Dettagli esercizio –
Secondo il testo sul mondo di Sphaera, quanto è lungo approssimativamente l'equatore del pianeta?

Testo della pagina –
Informazioni sul mondo

Su Sphaera ci sono due continenti principali (Ghadra – il più grande, a sinistra nella mappa – e Oztala – a destra sulla mappa), da altre tre grossi territori (Likophya, Enth’tia e Umirynon) e da innumerevoli altre piccole isole e arcipelaghi più o meno sparsi nei vari oceani (Athalgha – quello compreso tra Ghadra a Ovest, Oztala ad Est, Umirynon a Nord e Enth’tia a Sud – Kinnasgha quello tra Ghadra ad Est, Oztala a Ovest e Likophya a Sud) e mari (Hilcazgha, vicino al Polo Sud e Itialgha nella parte settentrionale)

L’equatore ha una lunghezza di circa 20.000 km (½ di quello terrestre) e la superficie complessiva del pianeta è di circa 127 milioni di km² (¼ di quella terrestre).
Il clima è mite in quasi tutto il territorio, tranne in prossimità dei poli, dove ci sono ghiacci perenni che non si sa se ricoprano o meno terre o siano solo grossi agglomerati di acqua congelata.

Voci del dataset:
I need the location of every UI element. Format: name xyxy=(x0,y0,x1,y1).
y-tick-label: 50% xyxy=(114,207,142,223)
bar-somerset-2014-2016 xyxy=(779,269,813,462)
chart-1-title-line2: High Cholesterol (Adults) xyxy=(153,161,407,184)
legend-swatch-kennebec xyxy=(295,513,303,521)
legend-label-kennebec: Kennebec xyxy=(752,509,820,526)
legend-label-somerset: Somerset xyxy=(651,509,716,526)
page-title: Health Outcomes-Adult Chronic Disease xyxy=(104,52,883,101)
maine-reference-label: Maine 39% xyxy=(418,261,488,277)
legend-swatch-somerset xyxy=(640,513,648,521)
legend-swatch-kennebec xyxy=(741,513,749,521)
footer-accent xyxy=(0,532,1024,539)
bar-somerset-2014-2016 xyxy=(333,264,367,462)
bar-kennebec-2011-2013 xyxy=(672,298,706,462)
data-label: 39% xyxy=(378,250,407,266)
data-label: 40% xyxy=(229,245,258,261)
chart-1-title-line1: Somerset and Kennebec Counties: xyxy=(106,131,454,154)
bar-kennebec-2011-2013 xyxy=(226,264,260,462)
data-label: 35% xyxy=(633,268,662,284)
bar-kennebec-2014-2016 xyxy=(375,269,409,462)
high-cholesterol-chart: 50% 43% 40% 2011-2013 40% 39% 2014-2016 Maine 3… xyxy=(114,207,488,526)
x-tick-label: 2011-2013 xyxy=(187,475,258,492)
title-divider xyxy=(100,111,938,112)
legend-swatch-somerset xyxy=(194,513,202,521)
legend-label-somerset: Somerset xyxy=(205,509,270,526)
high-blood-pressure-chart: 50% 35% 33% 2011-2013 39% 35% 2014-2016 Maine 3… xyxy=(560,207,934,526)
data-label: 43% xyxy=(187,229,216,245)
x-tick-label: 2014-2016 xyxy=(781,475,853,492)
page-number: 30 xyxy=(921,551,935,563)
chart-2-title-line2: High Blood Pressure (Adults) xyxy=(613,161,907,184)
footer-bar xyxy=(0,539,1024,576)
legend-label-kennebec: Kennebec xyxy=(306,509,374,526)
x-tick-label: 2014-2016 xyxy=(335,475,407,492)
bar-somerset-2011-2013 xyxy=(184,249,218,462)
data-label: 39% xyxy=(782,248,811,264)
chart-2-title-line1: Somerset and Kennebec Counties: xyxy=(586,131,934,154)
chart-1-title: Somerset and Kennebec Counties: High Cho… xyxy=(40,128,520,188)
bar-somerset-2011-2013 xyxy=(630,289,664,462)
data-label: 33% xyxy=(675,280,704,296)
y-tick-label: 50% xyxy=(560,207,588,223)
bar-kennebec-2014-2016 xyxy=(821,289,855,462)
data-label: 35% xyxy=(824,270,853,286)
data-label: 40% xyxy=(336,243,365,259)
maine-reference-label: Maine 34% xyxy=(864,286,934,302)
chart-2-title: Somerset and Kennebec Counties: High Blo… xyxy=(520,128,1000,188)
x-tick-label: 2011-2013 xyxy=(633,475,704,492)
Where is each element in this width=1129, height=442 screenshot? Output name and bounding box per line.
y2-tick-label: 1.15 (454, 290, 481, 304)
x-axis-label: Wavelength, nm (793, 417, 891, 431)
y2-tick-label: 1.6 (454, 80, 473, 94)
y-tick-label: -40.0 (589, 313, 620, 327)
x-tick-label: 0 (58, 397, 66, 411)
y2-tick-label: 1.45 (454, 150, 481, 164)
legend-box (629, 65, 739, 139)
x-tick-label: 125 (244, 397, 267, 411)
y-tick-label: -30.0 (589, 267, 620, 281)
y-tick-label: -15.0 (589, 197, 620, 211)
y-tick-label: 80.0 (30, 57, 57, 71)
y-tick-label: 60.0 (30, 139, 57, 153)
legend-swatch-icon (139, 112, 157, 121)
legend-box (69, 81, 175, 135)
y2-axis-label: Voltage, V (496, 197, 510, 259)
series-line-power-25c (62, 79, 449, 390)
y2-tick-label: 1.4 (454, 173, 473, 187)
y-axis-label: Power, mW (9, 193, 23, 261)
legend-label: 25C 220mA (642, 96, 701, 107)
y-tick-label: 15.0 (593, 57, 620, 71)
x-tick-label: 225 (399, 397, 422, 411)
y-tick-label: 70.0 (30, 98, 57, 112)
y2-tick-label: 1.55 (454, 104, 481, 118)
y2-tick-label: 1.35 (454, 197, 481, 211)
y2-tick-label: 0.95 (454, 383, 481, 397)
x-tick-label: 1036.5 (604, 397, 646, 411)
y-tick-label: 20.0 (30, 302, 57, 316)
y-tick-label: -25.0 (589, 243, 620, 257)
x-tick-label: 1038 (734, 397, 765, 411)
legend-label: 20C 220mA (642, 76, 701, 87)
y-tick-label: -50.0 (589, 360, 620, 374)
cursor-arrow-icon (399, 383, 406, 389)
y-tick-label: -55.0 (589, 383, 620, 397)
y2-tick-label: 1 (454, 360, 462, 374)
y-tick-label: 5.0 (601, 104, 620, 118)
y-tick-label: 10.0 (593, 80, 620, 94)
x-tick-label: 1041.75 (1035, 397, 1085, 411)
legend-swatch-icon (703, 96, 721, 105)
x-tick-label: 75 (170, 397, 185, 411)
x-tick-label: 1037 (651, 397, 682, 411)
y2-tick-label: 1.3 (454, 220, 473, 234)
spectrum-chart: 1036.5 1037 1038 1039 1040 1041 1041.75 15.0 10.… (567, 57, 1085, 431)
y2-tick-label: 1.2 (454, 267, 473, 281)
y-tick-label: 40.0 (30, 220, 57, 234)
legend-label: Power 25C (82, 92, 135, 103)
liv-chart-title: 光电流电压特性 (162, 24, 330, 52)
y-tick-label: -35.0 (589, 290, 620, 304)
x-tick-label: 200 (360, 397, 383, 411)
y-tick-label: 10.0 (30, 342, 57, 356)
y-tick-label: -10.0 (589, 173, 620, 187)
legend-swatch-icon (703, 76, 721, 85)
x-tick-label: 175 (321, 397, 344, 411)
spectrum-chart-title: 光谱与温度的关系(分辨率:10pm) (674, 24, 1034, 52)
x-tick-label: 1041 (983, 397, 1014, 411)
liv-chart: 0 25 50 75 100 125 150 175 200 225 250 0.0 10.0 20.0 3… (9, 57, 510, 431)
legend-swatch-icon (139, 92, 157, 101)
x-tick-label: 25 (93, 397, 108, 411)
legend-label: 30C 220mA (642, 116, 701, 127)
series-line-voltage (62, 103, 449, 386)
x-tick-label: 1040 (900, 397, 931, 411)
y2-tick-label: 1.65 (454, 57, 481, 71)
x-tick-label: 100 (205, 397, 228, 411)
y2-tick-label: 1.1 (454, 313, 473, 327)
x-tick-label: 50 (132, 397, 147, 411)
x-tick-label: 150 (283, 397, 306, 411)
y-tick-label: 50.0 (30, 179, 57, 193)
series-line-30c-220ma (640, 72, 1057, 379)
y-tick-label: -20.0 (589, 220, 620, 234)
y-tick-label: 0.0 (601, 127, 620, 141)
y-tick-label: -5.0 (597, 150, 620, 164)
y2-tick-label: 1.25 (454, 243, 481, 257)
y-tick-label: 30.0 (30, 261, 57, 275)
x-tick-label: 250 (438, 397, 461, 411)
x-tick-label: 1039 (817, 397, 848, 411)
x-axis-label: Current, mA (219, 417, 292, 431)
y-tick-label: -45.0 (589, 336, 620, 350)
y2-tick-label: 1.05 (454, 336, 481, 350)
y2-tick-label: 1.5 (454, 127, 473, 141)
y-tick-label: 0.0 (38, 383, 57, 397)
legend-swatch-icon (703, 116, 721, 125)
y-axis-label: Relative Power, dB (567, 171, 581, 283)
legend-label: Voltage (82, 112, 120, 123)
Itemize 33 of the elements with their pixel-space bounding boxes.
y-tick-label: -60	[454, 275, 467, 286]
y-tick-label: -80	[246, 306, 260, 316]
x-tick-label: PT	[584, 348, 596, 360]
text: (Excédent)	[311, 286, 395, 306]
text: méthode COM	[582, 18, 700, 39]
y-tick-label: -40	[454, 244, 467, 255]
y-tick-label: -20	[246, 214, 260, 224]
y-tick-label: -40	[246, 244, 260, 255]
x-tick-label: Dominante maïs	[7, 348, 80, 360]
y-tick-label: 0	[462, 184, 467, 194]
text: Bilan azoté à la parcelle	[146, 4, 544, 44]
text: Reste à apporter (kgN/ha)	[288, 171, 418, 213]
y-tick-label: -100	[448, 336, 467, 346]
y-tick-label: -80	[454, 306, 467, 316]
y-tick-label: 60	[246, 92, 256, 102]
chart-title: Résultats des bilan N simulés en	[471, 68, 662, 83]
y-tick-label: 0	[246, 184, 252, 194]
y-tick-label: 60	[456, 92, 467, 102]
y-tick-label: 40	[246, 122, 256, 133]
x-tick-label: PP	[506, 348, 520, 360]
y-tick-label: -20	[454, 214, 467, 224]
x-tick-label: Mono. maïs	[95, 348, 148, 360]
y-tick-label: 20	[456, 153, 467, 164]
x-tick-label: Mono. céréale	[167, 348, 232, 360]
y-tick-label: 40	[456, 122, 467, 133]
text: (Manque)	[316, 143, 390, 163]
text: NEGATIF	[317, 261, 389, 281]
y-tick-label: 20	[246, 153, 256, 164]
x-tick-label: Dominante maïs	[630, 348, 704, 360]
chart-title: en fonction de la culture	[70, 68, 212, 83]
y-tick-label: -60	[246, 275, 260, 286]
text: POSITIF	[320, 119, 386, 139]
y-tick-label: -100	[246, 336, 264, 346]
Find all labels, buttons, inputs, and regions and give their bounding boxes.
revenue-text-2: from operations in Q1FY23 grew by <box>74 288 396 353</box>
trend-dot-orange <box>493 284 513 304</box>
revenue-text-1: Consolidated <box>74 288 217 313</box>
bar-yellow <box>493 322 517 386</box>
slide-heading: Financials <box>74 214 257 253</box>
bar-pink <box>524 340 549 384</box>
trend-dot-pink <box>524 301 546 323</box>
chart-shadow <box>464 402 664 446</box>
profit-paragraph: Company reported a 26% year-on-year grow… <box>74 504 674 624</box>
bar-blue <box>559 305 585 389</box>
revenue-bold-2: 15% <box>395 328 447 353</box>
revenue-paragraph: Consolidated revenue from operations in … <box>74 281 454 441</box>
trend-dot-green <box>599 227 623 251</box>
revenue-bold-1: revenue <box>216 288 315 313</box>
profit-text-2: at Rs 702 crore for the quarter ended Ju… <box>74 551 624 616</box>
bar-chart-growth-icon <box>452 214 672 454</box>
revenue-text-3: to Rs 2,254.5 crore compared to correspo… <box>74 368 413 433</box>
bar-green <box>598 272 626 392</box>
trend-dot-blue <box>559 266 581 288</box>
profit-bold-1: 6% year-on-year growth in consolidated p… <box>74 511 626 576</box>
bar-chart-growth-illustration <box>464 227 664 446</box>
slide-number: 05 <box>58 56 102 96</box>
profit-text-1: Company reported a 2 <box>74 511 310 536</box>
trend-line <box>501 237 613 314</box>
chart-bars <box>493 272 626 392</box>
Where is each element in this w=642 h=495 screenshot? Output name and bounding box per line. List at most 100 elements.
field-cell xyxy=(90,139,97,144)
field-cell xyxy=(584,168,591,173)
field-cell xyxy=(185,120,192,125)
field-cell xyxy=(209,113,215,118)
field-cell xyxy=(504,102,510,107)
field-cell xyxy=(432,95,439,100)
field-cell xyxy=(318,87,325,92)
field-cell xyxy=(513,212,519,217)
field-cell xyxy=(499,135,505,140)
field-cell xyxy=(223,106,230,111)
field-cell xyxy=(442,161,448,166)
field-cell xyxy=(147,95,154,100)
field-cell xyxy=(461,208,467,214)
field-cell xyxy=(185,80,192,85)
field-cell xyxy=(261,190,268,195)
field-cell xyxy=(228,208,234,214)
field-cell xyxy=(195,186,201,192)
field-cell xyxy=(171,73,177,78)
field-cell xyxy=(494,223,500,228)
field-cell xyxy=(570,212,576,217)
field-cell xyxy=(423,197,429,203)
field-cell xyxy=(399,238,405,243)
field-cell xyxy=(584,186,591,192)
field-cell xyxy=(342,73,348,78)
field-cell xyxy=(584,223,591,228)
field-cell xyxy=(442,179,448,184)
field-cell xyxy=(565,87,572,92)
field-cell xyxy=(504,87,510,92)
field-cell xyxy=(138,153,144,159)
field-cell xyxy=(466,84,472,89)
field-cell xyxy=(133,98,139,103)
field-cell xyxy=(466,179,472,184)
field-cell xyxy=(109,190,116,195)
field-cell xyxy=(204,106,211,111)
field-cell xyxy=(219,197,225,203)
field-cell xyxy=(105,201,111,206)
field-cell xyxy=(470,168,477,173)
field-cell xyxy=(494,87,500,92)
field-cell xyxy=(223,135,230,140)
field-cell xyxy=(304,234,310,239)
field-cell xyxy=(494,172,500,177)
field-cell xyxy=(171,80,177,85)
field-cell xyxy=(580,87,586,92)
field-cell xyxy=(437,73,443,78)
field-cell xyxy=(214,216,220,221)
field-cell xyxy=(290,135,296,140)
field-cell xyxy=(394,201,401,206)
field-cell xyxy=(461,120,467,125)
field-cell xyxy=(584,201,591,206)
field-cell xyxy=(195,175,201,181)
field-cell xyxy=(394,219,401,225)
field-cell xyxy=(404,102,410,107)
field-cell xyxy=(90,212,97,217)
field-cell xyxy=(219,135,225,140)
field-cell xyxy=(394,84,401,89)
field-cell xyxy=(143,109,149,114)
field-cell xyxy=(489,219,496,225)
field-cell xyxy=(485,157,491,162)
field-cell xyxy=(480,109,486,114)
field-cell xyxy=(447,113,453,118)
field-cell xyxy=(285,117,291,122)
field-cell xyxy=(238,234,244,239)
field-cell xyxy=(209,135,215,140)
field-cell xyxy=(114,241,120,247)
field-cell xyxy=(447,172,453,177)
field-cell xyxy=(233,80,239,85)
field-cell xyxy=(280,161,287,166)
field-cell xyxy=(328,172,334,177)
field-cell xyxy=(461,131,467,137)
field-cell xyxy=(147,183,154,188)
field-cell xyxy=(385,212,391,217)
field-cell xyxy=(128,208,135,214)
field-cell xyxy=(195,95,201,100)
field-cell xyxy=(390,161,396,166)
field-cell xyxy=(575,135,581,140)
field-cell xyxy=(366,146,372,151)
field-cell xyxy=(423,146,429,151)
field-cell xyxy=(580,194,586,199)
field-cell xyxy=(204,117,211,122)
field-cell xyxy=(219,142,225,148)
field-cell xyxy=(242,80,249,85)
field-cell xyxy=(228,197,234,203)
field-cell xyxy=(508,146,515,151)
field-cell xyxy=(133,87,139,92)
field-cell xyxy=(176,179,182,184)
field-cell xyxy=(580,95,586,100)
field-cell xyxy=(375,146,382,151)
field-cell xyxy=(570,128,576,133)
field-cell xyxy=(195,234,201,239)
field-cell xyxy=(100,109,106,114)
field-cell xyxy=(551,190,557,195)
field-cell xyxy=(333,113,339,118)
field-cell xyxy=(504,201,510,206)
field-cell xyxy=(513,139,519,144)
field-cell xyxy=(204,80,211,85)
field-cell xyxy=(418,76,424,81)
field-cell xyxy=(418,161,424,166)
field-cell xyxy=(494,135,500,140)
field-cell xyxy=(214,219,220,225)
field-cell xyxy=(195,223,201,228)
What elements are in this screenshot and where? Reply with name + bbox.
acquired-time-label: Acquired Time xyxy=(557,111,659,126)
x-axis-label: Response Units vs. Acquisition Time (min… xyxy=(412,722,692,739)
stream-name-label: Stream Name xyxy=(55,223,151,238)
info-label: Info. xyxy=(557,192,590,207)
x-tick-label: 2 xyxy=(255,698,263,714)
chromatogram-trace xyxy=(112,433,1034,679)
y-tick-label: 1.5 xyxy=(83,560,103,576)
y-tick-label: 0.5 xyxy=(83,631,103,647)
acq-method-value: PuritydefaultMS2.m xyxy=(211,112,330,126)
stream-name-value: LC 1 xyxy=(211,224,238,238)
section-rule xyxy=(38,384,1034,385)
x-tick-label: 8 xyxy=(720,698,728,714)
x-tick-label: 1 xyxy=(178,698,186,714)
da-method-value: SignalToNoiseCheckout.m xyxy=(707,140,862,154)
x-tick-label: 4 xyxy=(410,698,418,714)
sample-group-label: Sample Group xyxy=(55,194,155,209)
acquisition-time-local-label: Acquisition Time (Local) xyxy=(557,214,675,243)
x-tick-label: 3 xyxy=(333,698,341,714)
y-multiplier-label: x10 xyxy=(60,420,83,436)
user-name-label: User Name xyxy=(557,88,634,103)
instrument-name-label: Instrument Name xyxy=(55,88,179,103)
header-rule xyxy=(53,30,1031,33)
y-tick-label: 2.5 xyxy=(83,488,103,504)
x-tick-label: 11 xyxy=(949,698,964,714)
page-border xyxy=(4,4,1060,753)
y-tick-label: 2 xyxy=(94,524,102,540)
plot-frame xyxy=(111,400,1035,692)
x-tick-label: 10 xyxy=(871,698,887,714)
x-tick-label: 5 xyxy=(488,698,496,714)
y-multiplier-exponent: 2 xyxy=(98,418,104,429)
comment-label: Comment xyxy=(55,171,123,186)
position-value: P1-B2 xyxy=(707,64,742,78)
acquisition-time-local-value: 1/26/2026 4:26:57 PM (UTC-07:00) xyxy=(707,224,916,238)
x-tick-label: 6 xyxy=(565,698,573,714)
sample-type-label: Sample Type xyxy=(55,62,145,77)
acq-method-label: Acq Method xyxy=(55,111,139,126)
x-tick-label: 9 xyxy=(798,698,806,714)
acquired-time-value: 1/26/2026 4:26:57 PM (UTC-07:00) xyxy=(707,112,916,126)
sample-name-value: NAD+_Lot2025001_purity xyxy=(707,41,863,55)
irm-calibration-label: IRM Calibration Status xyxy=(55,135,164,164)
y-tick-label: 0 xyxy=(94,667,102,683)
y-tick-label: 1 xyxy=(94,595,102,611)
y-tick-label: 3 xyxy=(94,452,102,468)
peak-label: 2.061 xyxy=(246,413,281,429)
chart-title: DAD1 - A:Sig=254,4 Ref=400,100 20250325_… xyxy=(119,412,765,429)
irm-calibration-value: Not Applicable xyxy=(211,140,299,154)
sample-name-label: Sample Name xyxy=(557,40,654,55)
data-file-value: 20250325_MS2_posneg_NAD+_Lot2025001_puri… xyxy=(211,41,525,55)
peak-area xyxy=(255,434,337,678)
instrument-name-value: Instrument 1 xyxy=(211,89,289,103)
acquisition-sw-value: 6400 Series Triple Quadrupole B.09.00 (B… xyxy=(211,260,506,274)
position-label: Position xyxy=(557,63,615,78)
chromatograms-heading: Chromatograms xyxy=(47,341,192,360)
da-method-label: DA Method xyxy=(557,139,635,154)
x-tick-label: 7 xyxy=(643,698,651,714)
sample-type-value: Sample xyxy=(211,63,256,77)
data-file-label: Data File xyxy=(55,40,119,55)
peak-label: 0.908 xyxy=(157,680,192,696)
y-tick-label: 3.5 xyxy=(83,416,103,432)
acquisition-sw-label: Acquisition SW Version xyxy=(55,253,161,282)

Risposta –
Circa 20.000 km, cioè la metà di quello terrestre.